» GIVEN EXERCISE:
Every line that contains the word "Profit" should be copied out.

» TASK INPUTS:
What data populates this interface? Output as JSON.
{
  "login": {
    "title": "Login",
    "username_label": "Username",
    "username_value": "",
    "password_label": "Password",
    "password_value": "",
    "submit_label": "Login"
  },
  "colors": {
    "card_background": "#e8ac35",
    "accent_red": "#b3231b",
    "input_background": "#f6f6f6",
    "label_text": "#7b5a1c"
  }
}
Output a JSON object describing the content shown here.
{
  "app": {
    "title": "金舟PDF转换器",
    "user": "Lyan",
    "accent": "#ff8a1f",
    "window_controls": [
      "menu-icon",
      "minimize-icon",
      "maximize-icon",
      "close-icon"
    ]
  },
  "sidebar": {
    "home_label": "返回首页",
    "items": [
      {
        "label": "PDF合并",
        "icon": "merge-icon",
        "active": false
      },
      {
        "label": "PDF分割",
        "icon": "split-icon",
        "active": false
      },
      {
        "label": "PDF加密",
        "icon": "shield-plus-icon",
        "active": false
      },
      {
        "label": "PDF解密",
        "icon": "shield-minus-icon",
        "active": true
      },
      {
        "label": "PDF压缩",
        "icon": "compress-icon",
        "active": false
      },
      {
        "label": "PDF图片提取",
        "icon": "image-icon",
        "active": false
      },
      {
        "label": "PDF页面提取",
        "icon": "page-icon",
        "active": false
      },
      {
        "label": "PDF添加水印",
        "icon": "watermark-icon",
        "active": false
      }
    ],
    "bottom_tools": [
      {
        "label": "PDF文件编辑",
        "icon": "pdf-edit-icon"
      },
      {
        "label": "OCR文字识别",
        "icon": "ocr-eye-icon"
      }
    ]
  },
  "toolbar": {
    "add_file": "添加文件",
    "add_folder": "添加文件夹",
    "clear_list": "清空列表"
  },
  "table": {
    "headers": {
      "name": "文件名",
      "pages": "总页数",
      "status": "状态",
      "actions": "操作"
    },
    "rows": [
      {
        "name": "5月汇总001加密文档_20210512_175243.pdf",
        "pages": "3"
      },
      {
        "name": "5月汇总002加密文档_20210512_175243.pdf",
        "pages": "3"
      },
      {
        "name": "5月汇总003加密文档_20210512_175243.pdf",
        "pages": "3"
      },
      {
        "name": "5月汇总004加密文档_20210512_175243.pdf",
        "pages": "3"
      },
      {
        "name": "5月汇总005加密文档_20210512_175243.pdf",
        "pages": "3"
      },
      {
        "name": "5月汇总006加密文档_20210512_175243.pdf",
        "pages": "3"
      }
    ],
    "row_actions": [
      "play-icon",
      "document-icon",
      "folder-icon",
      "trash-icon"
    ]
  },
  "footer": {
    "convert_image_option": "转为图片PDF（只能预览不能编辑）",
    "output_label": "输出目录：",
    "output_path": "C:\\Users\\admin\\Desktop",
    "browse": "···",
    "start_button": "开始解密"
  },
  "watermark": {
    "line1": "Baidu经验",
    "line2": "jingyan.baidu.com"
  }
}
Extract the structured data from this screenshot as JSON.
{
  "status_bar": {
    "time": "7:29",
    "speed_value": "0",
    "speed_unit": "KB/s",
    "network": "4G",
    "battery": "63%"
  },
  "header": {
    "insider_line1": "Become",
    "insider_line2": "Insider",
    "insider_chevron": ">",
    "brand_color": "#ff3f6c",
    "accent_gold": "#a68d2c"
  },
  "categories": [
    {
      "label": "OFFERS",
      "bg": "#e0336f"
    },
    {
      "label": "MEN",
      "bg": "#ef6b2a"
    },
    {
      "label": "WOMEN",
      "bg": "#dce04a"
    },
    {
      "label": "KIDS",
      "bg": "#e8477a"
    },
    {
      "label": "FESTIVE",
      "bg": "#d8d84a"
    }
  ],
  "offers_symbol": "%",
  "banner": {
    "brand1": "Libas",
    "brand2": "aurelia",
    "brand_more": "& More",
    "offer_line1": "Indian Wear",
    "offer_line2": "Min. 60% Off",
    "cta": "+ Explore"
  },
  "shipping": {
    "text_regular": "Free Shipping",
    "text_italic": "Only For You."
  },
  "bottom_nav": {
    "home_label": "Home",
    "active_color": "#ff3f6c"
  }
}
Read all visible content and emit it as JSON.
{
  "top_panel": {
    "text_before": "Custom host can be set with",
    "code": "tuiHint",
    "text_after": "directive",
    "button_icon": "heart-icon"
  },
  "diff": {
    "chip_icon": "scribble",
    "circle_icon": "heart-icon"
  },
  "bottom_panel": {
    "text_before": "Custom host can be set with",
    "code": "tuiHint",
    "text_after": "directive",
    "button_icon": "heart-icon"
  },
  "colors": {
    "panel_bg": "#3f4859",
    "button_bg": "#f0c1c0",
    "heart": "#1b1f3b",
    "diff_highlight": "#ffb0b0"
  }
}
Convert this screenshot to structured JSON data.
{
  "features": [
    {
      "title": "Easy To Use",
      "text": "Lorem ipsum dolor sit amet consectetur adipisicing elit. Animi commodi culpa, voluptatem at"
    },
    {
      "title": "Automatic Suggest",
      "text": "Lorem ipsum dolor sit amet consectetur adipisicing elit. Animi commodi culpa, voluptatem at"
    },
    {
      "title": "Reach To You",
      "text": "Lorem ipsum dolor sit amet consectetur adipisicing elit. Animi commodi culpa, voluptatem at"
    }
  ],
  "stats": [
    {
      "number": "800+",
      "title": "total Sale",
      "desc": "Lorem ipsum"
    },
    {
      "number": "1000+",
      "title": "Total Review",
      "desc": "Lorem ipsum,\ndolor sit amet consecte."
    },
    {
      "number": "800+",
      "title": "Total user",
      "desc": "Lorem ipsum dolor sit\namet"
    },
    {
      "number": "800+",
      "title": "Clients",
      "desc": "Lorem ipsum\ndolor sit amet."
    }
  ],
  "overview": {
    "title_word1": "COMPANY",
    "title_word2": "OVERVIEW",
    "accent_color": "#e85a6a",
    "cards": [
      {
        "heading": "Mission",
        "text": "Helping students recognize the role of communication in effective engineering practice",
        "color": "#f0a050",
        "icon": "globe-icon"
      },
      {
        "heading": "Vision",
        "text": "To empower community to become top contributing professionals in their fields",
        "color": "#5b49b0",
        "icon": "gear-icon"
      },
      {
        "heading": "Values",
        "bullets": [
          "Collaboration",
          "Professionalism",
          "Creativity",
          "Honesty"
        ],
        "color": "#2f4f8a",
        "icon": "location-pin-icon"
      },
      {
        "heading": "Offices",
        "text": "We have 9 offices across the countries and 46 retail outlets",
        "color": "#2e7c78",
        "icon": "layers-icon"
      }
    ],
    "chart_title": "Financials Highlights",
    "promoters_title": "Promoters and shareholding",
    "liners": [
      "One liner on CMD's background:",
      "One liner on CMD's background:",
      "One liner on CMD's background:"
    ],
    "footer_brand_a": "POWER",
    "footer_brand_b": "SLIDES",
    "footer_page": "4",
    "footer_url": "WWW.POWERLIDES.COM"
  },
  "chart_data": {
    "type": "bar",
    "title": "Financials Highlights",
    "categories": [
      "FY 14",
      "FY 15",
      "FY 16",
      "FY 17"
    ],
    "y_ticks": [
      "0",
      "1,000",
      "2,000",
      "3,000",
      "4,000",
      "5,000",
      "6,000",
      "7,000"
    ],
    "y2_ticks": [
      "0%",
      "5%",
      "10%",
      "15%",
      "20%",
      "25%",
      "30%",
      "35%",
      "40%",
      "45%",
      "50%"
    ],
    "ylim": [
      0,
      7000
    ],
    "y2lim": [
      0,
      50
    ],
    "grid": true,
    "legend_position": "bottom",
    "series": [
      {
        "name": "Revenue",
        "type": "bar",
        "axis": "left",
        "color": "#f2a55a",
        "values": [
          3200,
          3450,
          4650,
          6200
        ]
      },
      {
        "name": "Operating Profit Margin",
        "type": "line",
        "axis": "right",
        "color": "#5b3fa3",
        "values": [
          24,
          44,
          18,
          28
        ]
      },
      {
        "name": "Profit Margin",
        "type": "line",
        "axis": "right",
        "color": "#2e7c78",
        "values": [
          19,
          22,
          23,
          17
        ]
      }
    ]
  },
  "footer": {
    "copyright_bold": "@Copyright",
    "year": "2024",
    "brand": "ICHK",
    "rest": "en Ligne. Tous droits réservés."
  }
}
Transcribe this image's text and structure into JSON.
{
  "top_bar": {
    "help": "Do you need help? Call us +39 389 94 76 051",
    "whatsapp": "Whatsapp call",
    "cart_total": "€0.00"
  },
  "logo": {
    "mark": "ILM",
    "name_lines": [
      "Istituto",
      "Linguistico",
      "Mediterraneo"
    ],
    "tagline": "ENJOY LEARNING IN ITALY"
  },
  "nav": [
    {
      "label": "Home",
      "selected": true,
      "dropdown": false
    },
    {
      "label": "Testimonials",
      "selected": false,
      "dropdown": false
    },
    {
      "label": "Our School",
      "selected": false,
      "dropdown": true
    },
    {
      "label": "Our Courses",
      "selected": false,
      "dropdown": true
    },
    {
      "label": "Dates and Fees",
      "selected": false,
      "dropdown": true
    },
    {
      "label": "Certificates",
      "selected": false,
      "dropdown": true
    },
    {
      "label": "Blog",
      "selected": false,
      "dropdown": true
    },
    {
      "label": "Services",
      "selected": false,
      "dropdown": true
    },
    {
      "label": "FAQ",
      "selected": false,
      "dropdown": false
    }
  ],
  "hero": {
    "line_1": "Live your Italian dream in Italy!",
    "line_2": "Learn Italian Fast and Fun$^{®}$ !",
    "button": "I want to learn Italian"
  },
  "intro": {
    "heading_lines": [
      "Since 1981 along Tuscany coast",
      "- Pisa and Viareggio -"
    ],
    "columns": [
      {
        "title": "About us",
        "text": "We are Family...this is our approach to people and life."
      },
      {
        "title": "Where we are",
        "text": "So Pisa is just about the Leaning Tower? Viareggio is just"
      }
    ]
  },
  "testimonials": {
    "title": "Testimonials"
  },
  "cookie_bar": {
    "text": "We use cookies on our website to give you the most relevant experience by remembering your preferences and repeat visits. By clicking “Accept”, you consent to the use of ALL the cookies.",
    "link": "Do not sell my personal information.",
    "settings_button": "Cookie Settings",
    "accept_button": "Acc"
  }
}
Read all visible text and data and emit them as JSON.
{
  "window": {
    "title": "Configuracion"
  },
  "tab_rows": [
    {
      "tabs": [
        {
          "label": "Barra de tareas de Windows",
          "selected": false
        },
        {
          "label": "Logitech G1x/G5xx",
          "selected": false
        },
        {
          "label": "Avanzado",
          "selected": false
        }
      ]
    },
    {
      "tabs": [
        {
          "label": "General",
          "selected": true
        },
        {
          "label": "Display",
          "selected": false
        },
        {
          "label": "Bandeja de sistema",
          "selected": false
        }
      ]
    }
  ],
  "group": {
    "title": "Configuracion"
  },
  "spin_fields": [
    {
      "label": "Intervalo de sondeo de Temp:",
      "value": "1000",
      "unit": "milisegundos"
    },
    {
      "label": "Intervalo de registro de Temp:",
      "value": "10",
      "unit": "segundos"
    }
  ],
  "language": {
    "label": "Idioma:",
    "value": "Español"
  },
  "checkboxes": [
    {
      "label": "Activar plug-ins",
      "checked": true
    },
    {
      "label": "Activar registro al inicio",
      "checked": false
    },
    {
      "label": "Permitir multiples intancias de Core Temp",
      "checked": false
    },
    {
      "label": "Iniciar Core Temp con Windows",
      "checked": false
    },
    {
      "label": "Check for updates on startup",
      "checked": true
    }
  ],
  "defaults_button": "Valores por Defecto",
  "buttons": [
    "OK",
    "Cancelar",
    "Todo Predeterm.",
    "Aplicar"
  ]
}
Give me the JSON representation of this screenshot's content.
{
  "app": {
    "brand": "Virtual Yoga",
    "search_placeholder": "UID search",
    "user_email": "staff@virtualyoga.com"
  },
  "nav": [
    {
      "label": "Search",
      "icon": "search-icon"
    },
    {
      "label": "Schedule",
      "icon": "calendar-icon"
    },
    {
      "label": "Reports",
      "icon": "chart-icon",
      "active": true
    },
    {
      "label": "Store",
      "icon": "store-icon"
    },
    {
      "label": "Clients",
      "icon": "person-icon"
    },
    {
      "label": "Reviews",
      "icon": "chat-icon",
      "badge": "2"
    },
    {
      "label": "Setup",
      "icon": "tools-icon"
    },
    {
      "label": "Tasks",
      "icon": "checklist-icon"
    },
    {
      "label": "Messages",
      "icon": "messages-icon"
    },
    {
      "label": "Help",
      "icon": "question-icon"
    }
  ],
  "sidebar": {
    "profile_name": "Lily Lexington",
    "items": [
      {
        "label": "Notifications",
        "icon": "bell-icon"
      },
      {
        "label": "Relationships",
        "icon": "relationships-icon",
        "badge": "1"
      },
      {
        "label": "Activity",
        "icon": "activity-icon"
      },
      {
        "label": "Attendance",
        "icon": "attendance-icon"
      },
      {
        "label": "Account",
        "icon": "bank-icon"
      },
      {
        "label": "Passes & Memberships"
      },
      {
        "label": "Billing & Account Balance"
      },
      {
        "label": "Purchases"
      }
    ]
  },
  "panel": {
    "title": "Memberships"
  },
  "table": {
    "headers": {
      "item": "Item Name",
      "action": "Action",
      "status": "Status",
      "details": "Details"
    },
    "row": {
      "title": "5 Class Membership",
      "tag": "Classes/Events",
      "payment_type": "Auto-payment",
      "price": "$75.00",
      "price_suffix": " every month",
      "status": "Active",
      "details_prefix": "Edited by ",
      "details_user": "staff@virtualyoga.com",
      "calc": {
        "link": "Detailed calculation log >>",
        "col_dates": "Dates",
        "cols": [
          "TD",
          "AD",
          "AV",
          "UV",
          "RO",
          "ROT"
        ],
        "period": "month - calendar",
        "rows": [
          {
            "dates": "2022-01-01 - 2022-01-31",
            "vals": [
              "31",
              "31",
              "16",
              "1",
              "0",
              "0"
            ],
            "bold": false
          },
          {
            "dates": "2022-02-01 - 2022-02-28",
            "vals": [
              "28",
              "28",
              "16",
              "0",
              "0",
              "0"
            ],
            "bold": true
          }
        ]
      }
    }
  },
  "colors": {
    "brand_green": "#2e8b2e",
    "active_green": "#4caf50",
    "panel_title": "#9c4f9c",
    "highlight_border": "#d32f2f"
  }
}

» EXERCISE RESULT:
        "name": "Operating Profit Margin",
        "name": "Profit Margin",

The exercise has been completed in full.